··· TEXT PROVIDED
MAINT: cleanup np.average #7382

ahaldane · 2016-03-05T21:37:04Z

These changes to np.average were suggested by @mhvk in #5706.

Rather than only make the changes in np.ma.average, in this PR I'd like to first add them to np.average, so that we end up with a situation where np.ma.average and np.average are more or less copies.

mhvk · 2016-03-05T23:32:16Z

numpy/lib/function_base.py

@@ -898,15 +898,14 @@ def average(a, axis=None, weights=None, returned=False):
    TypeError: Axis must be specified when shapes of a and weights differ.

    """
-    if not isinstance(a, np.matrix):
-        a = np.asarray(a)
+    a = np.asanyarray(a)

    if weights is None:
        avg = a.mean(axis)
        scl = avg.dtype.type(a.size/avg.size)
    else:
        a = a + 0.0


I never liked lines like these much. I think the purpose is just to ensure a is float. How about

a = np.asanyarray(a, dtype=np.result_dtype(a, 0.))

This at least doesn't make a copy unless it is needed.

You can probably skip the whole asanyarray call here, and just use the dtype argument later in the ufunc call.

About the asanyarray. Do you think that weights is likely to have a unit or so? Because if we make it asanyarray, the weights would also have the same priority at deciding the output array type. Just wanted to point it out that sometimes we may want to not make give a secondary argument as much influence as the primary one.

Yes, weights can definitely have units, e.g., if it is the inverse of the measurement error squared.
······
··· ENTRIES PROVIDED
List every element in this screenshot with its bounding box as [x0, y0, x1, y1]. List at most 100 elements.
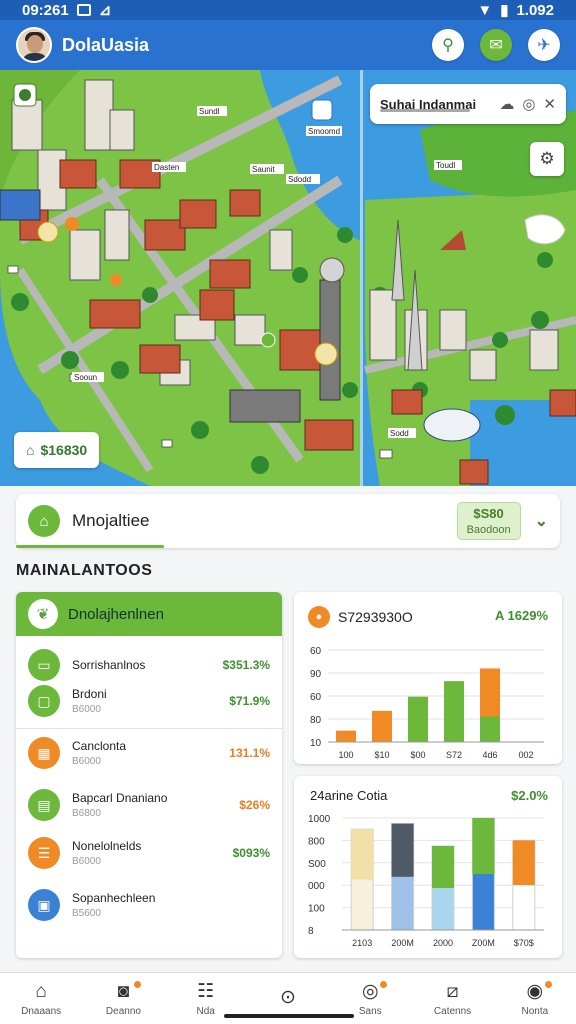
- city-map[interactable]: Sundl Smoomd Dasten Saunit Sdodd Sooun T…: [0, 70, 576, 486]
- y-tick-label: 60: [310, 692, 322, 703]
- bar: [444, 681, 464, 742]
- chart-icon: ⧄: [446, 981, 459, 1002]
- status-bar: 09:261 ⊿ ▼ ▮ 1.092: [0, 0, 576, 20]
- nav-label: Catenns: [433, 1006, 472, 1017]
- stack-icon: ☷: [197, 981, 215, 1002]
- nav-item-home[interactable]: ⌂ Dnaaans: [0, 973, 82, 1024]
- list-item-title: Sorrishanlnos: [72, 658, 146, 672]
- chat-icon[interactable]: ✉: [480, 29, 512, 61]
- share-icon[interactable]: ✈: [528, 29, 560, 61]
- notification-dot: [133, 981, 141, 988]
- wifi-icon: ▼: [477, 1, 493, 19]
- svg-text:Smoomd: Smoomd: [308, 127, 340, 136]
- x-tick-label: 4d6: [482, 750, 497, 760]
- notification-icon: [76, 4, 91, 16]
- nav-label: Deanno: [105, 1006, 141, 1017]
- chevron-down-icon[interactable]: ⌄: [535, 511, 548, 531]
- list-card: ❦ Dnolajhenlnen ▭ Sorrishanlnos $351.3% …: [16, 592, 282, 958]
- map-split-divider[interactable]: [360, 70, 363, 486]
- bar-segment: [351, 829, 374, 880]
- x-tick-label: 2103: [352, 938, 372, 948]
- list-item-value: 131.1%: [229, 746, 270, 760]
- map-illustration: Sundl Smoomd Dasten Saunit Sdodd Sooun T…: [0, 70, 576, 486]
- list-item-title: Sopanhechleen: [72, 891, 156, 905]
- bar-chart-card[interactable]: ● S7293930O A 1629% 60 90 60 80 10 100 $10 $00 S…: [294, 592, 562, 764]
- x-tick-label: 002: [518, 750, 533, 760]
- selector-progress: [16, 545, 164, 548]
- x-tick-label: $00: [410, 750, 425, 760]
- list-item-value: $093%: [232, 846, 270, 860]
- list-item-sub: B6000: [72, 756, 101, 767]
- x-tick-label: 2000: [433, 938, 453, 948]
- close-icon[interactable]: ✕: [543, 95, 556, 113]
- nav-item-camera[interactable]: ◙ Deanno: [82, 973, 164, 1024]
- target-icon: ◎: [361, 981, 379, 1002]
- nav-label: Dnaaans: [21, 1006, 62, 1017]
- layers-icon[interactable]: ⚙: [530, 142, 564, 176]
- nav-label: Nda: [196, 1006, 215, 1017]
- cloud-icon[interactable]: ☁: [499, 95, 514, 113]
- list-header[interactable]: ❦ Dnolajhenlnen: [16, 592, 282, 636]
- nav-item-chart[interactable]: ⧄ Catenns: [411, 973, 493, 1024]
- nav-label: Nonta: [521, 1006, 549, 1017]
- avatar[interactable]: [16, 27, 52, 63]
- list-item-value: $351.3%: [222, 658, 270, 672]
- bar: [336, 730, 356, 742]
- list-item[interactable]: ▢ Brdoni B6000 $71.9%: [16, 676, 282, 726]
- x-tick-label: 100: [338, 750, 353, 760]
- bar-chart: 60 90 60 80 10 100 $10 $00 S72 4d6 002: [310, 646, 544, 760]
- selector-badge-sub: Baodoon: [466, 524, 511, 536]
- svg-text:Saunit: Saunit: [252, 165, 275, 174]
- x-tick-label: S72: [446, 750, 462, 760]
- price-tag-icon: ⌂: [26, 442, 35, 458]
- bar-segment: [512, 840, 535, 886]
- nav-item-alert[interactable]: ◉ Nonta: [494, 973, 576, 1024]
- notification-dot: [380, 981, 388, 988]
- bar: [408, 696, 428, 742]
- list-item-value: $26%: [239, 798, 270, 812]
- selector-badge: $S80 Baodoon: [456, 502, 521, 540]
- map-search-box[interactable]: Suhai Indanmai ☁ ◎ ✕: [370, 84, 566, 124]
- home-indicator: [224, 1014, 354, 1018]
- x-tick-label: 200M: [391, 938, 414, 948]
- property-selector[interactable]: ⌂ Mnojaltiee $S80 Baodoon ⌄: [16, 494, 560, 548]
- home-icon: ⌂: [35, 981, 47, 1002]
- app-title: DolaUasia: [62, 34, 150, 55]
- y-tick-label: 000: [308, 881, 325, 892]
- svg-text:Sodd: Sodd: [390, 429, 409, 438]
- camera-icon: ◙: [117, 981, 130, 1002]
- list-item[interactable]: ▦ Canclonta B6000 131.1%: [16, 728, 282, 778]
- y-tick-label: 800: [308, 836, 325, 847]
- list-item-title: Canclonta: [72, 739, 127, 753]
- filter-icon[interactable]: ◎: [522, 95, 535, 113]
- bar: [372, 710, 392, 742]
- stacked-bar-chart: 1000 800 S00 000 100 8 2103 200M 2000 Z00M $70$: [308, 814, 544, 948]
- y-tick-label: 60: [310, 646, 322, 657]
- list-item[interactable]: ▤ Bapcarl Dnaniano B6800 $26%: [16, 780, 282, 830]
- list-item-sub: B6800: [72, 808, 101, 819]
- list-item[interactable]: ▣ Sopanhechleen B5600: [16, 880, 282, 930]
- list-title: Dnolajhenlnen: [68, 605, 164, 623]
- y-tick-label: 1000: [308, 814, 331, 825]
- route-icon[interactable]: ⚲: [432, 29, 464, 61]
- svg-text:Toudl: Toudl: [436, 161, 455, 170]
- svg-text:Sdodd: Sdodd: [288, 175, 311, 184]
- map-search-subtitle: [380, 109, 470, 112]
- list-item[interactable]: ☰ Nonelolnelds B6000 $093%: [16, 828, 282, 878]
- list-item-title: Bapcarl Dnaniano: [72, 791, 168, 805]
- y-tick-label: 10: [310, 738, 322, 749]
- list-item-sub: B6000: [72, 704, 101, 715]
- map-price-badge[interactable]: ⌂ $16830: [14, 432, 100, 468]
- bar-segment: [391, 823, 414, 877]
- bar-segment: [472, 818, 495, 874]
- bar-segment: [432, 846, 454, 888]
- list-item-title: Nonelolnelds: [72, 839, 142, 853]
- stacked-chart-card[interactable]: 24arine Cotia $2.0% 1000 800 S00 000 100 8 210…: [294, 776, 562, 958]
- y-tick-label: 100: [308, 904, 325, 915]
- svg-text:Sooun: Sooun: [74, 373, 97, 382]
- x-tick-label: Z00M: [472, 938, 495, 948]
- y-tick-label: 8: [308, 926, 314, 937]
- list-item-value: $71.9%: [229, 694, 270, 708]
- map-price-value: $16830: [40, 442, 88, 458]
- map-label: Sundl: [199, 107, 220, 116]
······
- [LIST OF TASKS]:
(a) Reproduce the passage of the np.average cleanup thread from "mhvk · 2016-03-05T23:32:16Z" up to and including "avg = a.mean(axis)".
(b) For each statement below, answer yes or no according to the np.average cleanup thread, and quote the words of the thread that decide it. (i) The changes to np.average were suggested by mhvk in #5706. (ii) ahaldane proposes making the changes only in np.ma.average. (iii) The thread says that weights can have units.

- [RESULTS FOR EACH TASK]:
(a)
mhvk · 2016-03-05T23:32:16Z

numpy/lib/function_base.py

@@ -898,15 +898,14 @@ def average(a, axis=None, weights=None, returned=False):
    TypeError: Axis must be specified when shapes of a and weights differ.

    """
-    if not isinstance(a, np.matrix):
-        a = np.asarray(a)
+    a = np.asanyarray(a)

    if weights is None:
        avg = a.mean(axis)

(b)
(i) Yes: "These changes to np.average were suggested by @mhvk in #5706."
(ii) No: "Rather than only make the changes in np.ma.average, in this PR I'd like to first add them to np.average"
(iii) Yes: "Yes, weights can definitely have units, e.g., if it is the inverse of the measurement error squared."